In the data, extract each line that holds the string "them".

(Records)
################
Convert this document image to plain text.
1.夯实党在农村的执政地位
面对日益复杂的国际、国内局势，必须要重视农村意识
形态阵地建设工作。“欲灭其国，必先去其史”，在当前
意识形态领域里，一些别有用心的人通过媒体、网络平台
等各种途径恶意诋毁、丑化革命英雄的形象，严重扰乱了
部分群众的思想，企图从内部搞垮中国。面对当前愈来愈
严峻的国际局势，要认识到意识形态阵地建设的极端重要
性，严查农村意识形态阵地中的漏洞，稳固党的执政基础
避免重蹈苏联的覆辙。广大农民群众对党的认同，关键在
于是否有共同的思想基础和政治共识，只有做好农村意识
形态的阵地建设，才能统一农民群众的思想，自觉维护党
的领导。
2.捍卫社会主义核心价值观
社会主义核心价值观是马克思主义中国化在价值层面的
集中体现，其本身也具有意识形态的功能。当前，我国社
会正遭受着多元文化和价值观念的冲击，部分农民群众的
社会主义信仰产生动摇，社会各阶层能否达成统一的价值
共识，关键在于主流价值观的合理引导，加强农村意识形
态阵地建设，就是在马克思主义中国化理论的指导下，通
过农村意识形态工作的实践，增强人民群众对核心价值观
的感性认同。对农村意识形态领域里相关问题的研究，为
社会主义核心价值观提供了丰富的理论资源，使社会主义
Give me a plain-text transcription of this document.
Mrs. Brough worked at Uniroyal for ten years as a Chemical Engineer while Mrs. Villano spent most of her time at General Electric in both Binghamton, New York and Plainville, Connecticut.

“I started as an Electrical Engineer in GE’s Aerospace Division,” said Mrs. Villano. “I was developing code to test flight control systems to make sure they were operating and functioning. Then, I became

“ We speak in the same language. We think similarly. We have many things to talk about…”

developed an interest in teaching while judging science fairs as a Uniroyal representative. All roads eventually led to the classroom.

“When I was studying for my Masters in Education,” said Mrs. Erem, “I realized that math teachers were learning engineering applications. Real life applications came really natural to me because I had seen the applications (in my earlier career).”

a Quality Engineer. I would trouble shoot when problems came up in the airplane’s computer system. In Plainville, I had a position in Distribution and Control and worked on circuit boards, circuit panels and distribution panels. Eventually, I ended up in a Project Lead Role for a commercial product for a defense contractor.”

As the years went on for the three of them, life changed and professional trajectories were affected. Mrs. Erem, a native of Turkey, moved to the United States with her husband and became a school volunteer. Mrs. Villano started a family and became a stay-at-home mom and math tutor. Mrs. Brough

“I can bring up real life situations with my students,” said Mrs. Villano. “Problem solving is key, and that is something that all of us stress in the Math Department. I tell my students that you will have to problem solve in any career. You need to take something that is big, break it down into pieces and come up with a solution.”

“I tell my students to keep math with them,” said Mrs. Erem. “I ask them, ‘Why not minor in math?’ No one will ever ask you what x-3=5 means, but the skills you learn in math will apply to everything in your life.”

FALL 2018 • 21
################
● Solution to this exercise
As the years went on for the three of them, life changed and professional trajectories were affected. Mrs. Erem, a native of Turkey, moved to the United States with her husband and became a school volunteer. Mrs. Villano started a family and became a stay-at-home mom and math tutor. Mrs. Brough
“I tell my students to keep math with them,” said Mrs. Erem. “I ask them, ‘Why not minor in math?’ No one will ever ask you what x-3=5 means, but the skills you learn in math will apply to everything in your life.”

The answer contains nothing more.